## Problem to solve:
Locate all lines with the word "Губернатора". Copy them.

Dataset excerpt:
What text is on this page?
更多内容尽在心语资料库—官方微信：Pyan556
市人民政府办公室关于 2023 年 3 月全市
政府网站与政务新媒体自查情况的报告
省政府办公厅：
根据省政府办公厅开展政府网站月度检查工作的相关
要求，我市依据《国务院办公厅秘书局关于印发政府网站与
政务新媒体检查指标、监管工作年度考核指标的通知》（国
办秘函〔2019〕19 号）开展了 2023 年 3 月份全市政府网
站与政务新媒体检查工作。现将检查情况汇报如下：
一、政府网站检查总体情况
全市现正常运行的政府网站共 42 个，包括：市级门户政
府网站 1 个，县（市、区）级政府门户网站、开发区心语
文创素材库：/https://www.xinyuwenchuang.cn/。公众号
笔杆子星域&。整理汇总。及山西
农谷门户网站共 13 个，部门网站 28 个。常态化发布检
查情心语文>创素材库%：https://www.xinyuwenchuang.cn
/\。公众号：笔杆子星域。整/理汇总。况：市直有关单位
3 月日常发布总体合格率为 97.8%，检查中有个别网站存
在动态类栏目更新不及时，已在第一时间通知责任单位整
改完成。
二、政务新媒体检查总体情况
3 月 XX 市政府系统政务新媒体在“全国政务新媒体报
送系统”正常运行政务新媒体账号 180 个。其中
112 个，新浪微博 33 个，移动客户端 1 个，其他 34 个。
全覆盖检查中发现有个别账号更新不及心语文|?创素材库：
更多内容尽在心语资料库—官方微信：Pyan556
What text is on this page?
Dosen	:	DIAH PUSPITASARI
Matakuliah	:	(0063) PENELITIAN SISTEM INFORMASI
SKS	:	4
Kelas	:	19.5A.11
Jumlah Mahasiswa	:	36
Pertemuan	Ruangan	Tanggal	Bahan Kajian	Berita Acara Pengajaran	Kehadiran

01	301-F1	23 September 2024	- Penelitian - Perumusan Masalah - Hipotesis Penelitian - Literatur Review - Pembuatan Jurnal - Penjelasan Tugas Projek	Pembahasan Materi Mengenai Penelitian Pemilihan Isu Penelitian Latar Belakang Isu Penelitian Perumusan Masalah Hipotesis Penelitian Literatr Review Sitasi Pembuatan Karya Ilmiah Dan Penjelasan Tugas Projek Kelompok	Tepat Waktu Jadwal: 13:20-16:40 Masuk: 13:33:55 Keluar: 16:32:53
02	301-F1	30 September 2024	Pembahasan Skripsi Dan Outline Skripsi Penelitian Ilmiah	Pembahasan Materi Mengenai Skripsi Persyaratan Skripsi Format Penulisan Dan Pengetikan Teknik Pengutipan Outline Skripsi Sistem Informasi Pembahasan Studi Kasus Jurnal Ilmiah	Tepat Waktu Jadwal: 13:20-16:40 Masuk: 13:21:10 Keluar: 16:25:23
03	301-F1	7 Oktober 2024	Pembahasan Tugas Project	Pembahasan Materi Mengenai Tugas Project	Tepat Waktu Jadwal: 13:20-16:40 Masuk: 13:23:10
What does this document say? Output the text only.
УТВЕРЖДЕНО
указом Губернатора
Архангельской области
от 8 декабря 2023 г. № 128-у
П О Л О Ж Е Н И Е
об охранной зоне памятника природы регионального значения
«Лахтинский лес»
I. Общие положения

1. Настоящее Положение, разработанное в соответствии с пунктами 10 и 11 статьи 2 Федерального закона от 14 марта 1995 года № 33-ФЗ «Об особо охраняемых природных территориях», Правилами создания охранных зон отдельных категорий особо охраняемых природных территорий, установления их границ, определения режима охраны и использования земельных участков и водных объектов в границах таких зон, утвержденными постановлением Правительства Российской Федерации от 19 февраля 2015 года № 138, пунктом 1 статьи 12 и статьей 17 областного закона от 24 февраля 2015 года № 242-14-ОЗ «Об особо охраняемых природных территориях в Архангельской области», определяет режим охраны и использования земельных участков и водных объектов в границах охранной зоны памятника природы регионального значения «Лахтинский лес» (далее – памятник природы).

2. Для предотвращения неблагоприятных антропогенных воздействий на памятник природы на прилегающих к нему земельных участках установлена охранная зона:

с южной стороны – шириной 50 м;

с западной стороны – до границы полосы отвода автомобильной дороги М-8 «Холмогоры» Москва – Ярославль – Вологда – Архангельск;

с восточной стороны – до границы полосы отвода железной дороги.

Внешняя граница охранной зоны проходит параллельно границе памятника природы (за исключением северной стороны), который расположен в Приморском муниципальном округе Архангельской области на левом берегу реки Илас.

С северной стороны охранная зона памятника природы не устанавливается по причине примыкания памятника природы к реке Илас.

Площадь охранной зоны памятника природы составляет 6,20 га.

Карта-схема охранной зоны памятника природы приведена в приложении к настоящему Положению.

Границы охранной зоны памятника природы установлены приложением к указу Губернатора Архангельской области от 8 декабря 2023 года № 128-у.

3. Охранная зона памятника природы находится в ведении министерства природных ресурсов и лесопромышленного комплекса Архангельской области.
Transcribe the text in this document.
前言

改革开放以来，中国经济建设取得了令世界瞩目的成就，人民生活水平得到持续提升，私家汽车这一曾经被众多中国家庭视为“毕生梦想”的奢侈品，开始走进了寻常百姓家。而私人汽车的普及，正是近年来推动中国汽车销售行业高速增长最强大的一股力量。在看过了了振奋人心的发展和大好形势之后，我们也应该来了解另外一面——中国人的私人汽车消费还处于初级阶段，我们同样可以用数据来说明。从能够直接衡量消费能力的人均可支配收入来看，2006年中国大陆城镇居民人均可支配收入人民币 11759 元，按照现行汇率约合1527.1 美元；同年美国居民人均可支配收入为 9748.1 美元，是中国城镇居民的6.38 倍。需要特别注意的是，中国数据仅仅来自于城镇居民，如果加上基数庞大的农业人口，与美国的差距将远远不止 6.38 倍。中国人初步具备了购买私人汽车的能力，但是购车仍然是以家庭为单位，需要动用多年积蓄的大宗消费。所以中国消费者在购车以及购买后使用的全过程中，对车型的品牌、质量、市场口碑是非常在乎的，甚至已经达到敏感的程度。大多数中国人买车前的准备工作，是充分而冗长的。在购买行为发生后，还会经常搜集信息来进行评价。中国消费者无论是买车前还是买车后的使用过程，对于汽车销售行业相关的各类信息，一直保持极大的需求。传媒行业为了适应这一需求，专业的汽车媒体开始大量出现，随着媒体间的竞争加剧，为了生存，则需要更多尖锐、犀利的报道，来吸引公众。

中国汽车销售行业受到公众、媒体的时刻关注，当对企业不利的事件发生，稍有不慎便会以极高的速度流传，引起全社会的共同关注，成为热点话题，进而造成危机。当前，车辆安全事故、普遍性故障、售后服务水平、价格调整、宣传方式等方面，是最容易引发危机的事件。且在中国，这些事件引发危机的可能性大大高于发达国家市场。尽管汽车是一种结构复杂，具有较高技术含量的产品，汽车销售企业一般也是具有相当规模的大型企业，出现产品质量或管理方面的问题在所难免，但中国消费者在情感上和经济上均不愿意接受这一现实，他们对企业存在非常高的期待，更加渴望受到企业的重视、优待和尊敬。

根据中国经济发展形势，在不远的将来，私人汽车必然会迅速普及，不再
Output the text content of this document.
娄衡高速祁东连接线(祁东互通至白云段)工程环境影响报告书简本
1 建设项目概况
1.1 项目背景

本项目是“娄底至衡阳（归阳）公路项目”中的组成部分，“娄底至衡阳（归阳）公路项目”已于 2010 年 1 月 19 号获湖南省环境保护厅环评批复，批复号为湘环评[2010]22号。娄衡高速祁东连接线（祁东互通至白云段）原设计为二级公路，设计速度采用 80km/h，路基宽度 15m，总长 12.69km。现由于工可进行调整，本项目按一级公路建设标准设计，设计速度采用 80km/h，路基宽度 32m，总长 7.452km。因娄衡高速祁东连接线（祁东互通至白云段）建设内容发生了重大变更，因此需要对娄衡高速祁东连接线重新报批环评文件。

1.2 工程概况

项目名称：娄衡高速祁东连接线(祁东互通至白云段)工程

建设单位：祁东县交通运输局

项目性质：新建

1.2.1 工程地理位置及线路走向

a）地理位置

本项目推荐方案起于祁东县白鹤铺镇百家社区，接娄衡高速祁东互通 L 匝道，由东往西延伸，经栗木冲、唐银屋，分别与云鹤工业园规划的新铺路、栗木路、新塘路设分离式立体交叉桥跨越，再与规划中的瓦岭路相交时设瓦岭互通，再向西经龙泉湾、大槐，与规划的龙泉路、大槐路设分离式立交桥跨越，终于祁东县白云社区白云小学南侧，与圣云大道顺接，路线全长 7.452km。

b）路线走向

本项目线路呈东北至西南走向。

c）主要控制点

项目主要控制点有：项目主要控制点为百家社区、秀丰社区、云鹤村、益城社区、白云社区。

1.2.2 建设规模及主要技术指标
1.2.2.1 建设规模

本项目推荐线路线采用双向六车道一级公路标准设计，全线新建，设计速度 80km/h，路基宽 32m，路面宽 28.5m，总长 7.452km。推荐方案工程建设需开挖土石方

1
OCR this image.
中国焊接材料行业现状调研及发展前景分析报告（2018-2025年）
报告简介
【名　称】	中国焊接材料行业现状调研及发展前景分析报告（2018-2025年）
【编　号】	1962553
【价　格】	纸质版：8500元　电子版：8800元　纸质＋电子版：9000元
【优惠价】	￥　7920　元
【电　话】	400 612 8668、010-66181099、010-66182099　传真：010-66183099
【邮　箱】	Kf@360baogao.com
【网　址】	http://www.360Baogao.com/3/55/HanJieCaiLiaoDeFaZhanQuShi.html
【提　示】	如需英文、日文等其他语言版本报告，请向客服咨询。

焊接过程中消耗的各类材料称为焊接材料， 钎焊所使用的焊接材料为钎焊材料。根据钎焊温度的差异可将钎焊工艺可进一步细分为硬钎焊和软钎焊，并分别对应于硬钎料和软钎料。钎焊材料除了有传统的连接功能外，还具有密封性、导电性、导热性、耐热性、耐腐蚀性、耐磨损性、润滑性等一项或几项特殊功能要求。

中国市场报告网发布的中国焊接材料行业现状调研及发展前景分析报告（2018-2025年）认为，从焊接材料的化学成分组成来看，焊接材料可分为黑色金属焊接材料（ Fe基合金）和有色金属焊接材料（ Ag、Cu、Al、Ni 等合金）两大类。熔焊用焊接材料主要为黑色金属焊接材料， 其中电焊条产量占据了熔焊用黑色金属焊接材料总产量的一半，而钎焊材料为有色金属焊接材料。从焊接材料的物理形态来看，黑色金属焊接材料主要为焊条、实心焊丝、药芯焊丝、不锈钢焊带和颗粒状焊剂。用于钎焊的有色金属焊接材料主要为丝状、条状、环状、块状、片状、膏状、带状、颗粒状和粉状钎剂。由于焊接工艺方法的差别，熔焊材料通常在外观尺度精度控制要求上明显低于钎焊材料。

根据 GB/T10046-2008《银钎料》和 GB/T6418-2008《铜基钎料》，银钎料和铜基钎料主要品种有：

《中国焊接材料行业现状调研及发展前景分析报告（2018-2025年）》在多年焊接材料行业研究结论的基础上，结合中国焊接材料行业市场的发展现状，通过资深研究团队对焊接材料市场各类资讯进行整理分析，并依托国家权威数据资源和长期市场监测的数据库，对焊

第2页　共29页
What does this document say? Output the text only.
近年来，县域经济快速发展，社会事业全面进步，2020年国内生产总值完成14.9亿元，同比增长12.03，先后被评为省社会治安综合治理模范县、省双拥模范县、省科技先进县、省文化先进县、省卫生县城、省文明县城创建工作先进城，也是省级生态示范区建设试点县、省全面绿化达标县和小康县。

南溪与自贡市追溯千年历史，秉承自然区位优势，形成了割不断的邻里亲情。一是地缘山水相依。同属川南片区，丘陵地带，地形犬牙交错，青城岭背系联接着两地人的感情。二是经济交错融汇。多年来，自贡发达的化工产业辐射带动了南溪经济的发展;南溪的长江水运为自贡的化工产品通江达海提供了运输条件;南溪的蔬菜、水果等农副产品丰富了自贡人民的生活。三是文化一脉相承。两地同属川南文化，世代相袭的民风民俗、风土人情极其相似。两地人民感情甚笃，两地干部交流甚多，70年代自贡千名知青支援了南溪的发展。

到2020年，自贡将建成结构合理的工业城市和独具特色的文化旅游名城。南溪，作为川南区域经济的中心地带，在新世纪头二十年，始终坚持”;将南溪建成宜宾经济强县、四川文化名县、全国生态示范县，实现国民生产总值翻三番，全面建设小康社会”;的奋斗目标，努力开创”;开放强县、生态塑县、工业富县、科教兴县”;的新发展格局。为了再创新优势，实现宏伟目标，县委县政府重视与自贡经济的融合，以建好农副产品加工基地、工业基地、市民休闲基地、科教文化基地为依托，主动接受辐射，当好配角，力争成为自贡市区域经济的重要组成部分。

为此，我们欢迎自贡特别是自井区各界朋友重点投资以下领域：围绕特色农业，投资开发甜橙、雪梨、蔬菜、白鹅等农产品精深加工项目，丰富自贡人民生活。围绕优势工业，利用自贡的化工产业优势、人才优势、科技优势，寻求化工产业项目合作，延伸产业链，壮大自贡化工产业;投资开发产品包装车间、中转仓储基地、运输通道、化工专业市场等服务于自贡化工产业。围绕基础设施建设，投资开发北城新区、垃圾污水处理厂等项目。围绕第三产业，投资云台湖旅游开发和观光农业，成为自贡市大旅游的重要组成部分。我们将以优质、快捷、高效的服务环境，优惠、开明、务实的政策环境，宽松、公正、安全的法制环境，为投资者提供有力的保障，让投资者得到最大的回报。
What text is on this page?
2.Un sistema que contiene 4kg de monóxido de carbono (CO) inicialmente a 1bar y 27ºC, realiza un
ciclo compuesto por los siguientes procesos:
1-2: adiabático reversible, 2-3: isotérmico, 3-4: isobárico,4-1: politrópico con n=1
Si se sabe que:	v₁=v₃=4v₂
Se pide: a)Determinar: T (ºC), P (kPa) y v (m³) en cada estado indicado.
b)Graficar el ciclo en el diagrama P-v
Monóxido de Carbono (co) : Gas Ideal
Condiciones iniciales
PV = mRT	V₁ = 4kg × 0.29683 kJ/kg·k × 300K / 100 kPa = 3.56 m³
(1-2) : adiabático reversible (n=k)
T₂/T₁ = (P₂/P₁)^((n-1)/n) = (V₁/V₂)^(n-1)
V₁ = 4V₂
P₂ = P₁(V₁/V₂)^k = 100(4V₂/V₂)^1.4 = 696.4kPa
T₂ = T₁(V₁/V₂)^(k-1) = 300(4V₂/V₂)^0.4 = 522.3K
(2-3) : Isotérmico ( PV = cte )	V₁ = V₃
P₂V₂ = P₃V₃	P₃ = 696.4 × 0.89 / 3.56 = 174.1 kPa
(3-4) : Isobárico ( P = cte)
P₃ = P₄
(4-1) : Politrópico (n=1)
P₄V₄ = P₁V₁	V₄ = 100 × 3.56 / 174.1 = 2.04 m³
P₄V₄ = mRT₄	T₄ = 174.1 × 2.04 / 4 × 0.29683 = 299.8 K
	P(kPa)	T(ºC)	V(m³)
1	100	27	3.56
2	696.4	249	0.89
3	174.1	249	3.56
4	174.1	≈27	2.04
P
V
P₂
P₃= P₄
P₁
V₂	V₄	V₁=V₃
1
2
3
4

## Solution to this task:
указом Губернатора
Границы охранной зоны памятника природы установлены приложением к указу Губернатора Архангельской области от 8 декабря 2023 года № 128-у.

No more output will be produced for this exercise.